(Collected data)
......

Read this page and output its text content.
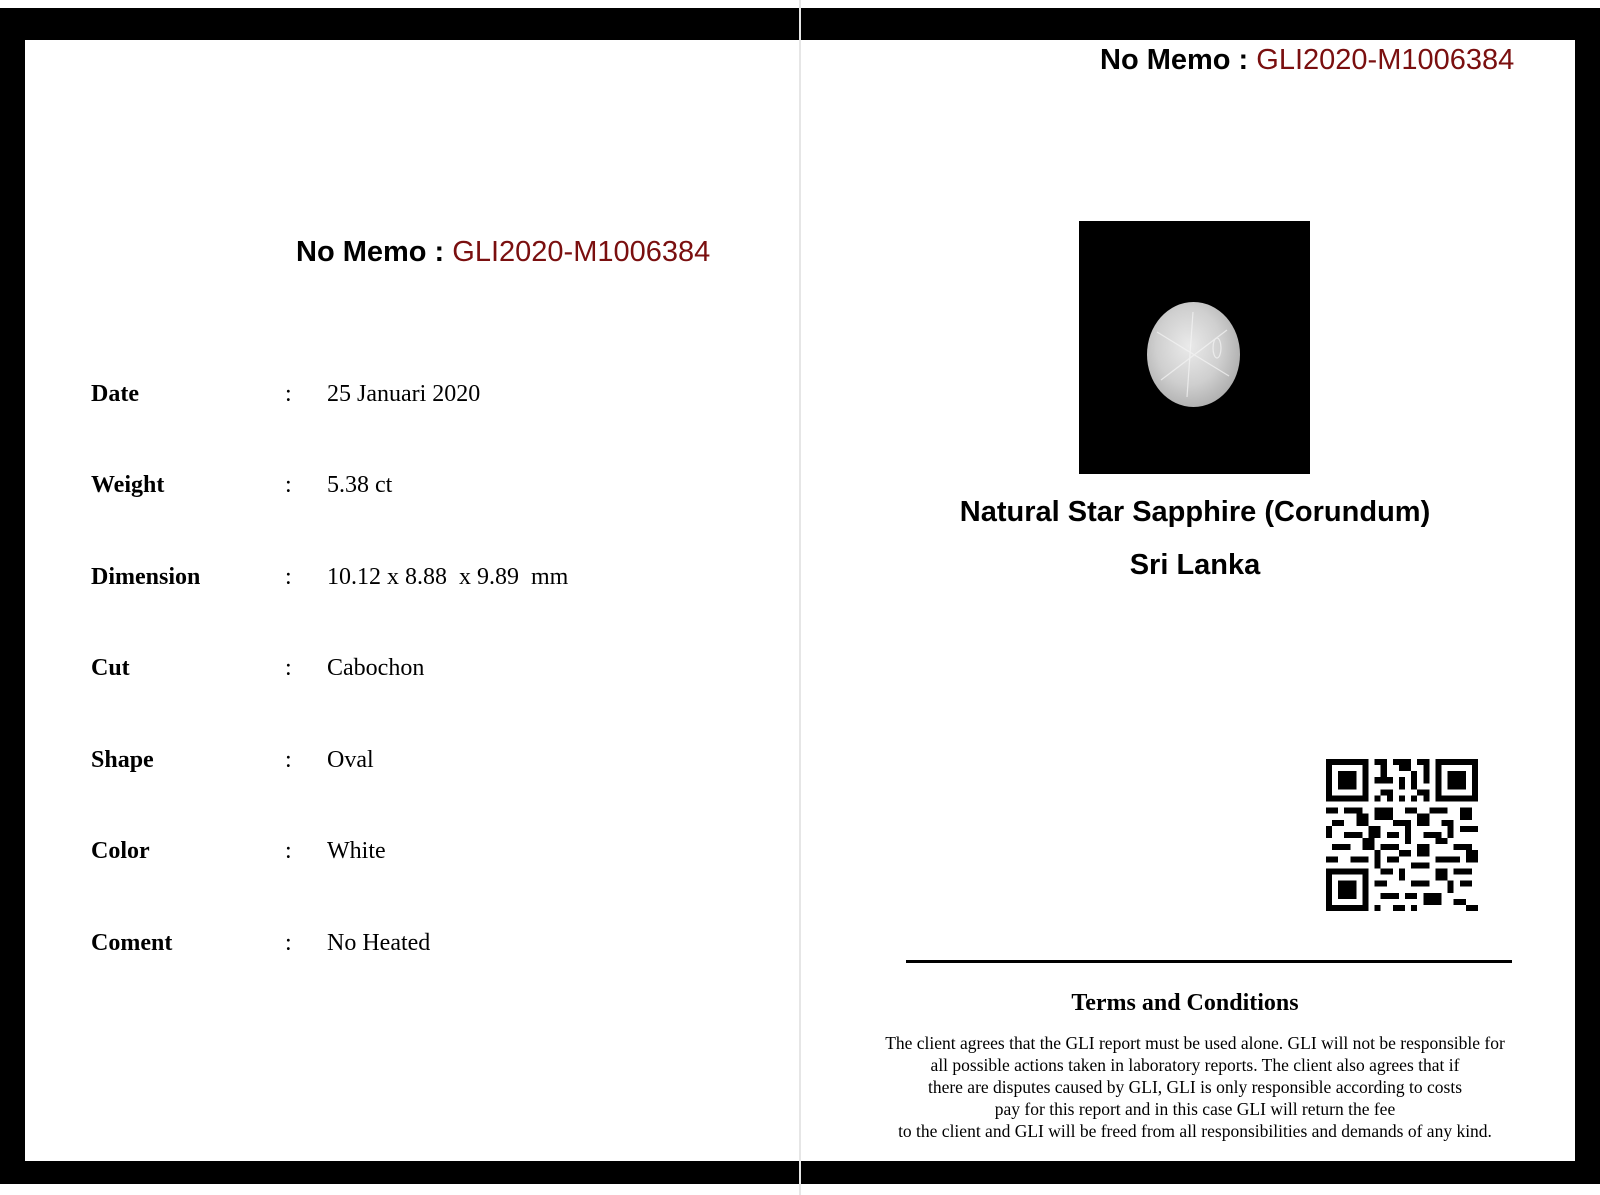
No Memo : GLI2020-M1006384
Date	: 25 Januari 2020
Weight	: 5.38 ct
Dimension	: 10.12 x 8.88  x 9.89  mm
Cut	: Cabochon
Shape	: Oval
Color	: White
Coment	: No Heated
No Memo : GLI2020-M1006384
Natural Star Sapphire (Corundum)
Sri Lanka
Terms and Conditions
The client agrees that the GLI report must be used alone. GLI will not be responsible for
all possible actions taken in laboratory reports. The client also agrees that if
there are disputes caused by GLI, GLI is only responsible according to costs
pay for this report and in this case GLI will return the fee
to the client and GLI will be freed from all responsibilities and demands of any kind.
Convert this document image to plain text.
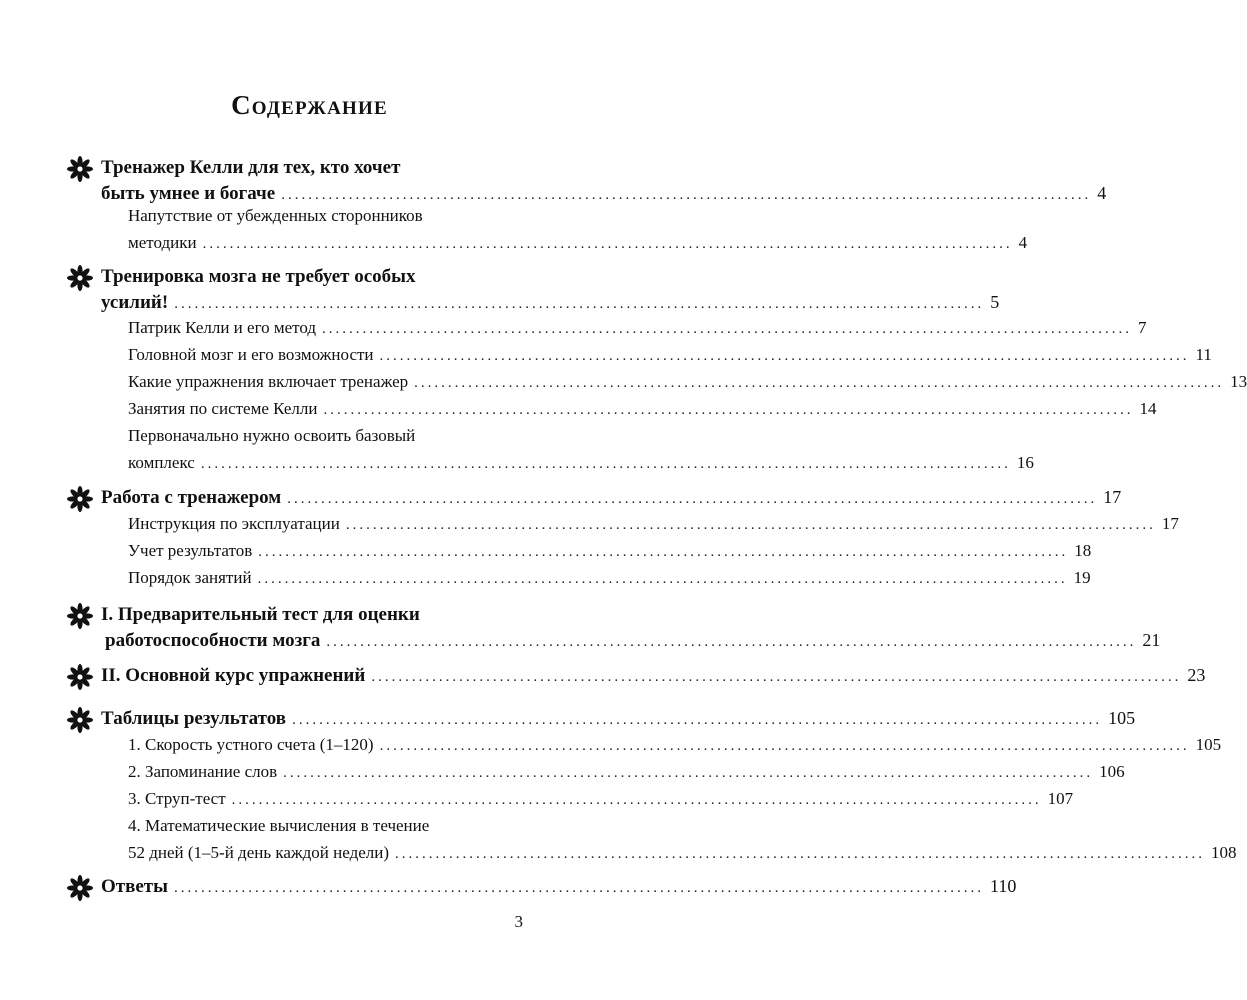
Содержание
Тренажер Келли для тех, кто хочет
быть умнее и богаче ........................................................................................................................ 4
Напутствие от убежденных сторонников
методики ........................................................................................................................ 4
Тренировка мозга не требует особых
усилий! ........................................................................................................................ 5
Патрик Келли и его метод ........................................................................................................................ 7
Головной мозг и его возможности ........................................................................................................................ 11
Какие упражнения включает тренажер ........................................................................................................................ 13
Занятия по системе Келли ........................................................................................................................ 14
Первоначально нужно освоить базовый
комплекс ........................................................................................................................ 16
Работа с тренажером ........................................................................................................................ 17
Инструкция по эксплуатации ........................................................................................................................ 17
Учет результатов ........................................................................................................................ 18
Порядок занятий ........................................................................................................................ 19
I. Предварительный тест для оценки
работоспособности мозга ........................................................................................................................ 21
II. Основной курс упражнений ........................................................................................................................ 23
Таблицы результатов ........................................................................................................................ 105
1. Скорость устного счета (1–120) ........................................................................................................................ 105
2. Запоминание слов ........................................................................................................................ 106
3. Струп-тест ........................................................................................................................ 107
4. Математические вычисления в течение
52 дней (1–5-й день каждой недели) ........................................................................................................................ 108
Ответы ........................................................................................................................ 110
3
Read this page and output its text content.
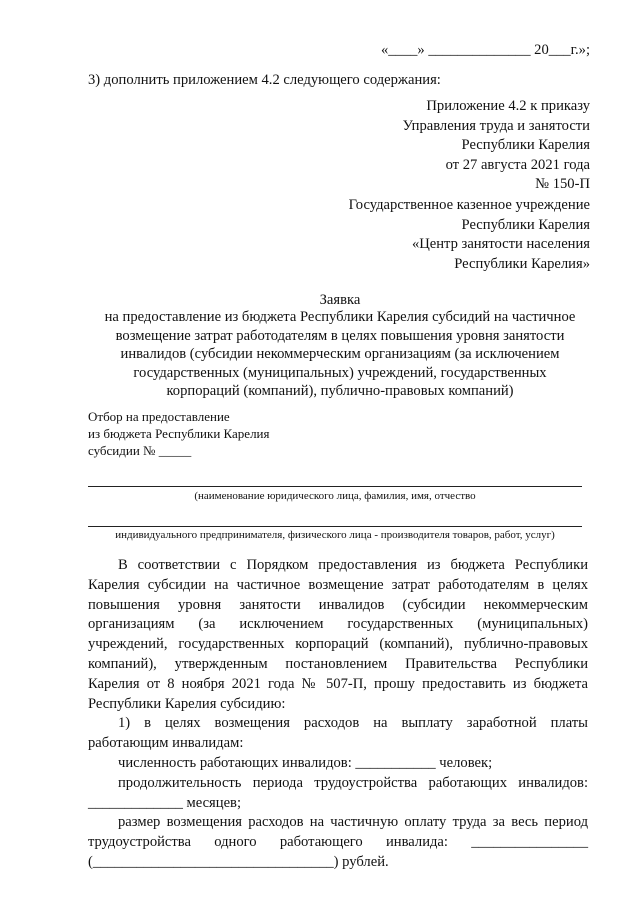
«____» ______________ 20___г.»;
3) дополнить приложением 4.2 следующего содержания:
Приложение 4.2 к приказу
Управления труда и занятости
Республики Карелия
от 27 августа 2021 года
№ 150-П
Государственное казенное учреждение
Республики Карелия
«Центр занятости населения
Республики Карелия»
Заявка
на предоставление из бюджета Республики Карелия субсидий на частичное
возмещение затрат работодателям в целях повышения уровня занятости
инвалидов (субсидии некоммерческим организациям (за исключением
государственных (муниципальных) учреждений, государственных
корпораций (компаний), публично-правовых компаний)
Отбор на предоставление
из бюджета Республики Карелия
субсидии № _____
(наименование юридического лица, фамилия, имя, отчество
индивидуального предпринимателя, физического лица - производителя товаров, работ, услуг)
В соответствии с Порядком предоставления из бюджета Республики
Карелия субсидии на частичное возмещение затрат работодателям в целях
повышения уровня занятости инвалидов (субсидии некоммерческим
организациям (за исключением государственных (муниципальных)
учреждений, государственных корпораций (компаний), публично-правовых
компаний), утвержденным постановлением Правительства Республики
Карелия от 8 ноября 2021 года № 507-П, прошу предоставить из бюджета
Республики Карелия субсидию:
1) в целях возмещения расходов на выплату заработной платы
работающим инвалидам:
численность работающих инвалидов: ___________ человек;
продолжительность периода трудоустройства работающих инвалидов:
_____________ месяцев;
размер возмещения расходов на частичную оплату труда за весь период
трудоустройства одного работающего инвалида: ________________
(_________________________________) рублей.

......

#### [GOAL]
Return all of the data exactly as written, and drop the pictures.

#### [COMPLETED EXERCISE]
Read this page and output its text content.
No Memo : GLI2020-M1006384
Date	: 25 Januari 2020
Weight	: 5.38 ct
Dimension	: 10.12 x 8.88  x 9.89  mm
Cut	: Cabochon
Shape	: Oval
Color	: White
Coment	: No Heated
No Memo : GLI2020-M1006384
Natural Star Sapphire (Corundum)
Sri Lanka
Terms and Conditions
The client agrees that the GLI report must be used alone. GLI will not be responsible for
all possible actions taken in laboratory reports. The client also agrees that if
there are disputes caused by GLI, GLI is only responsible according to costs
pay for this report and in this case GLI will return the fee
to the client and GLI will be freed from all responsibilities and demands of any kind.
Convert this document image to plain text.
Содержание
Тренажер Келли для тех, кто хочет
быть умнее и богаче ........................................................................................................................ 4
Напутствие от убежденных сторонников
методики ........................................................................................................................ 4
Тренировка мозга не требует особых
усилий! ........................................................................................................................ 5
Патрик Келли и его метод ........................................................................................................................ 7
Головной мозг и его возможности ........................................................................................................................ 11
Какие упражнения включает тренажер ........................................................................................................................ 13
Занятия по системе Келли ........................................................................................................................ 14
Первоначально нужно освоить базовый
комплекс ........................................................................................................................ 16
Работа с тренажером ........................................................................................................................ 17
Инструкция по эксплуатации ........................................................................................................................ 17
Учет результатов ........................................................................................................................ 18
Порядок занятий ........................................................................................................................ 19
I. Предварительный тест для оценки
работоспособности мозга ........................................................................................................................ 21
II. Основной курс упражнений ........................................................................................................................ 23
Таблицы результатов ........................................................................................................................ 105
1. Скорость устного счета (1–120) ........................................................................................................................ 105
2. Запоминание слов ........................................................................................................................ 106
3. Струп-тест ........................................................................................................................ 107
4. Математические вычисления в течение
52 дней (1–5-й день каждой недели) ........................................................................................................................ 108
Ответы ........................................................................................................................ 110
3
Read this page and output its text content.
«____» ______________ 20___г.»;
3) дополнить приложением 4.2 следующего содержания:
Приложение 4.2 к приказу
Управления труда и занятости
Республики Карелия
от 27 августа 2021 года
№ 150-П
Государственное казенное учреждение
Республики Карелия
«Центр занятости населения
Республики Карелия»
Заявка
на предоставление из бюджета Республики Карелия субсидий на частичное
возмещение затрат работодателям в целях повышения уровня занятости
инвалидов (субсидии некоммерческим организациям (за исключением
государственных (муниципальных) учреждений, государственных
корпораций (компаний), публично-правовых компаний)
Отбор на предоставление
из бюджета Республики Карелия
субсидии № _____
(наименование юридического лица, фамилия, имя, отчество
индивидуального предпринимателя, физического лица - производителя товаров, работ, услуг)
В соответствии с Порядком предоставления из бюджета Республики
Карелия субсидии на частичное возмещение затрат работодателям в целях
повышения уровня занятости инвалидов (субсидии некоммерческим
организациям (за исключением государственных (муниципальных)
учреждений, государственных корпораций (компаний), публично-правовых
компаний), утвержденным постановлением Правительства Республики
Карелия от 8 ноября 2021 года № 507-П, прошу предоставить из бюджета
Республики Карелия субсидию:
1) в целях возмещения расходов на выплату заработной платы
работающим инвалидам:
численность работающих инвалидов: ___________ человек;
продолжительность периода трудоустройства работающих инвалидов:
_____________ месяцев;
размер возмещения расходов на частичную оплату труда за весь период
трудоустройства одного работающего инвалида: ________________
(_________________________________) рублей.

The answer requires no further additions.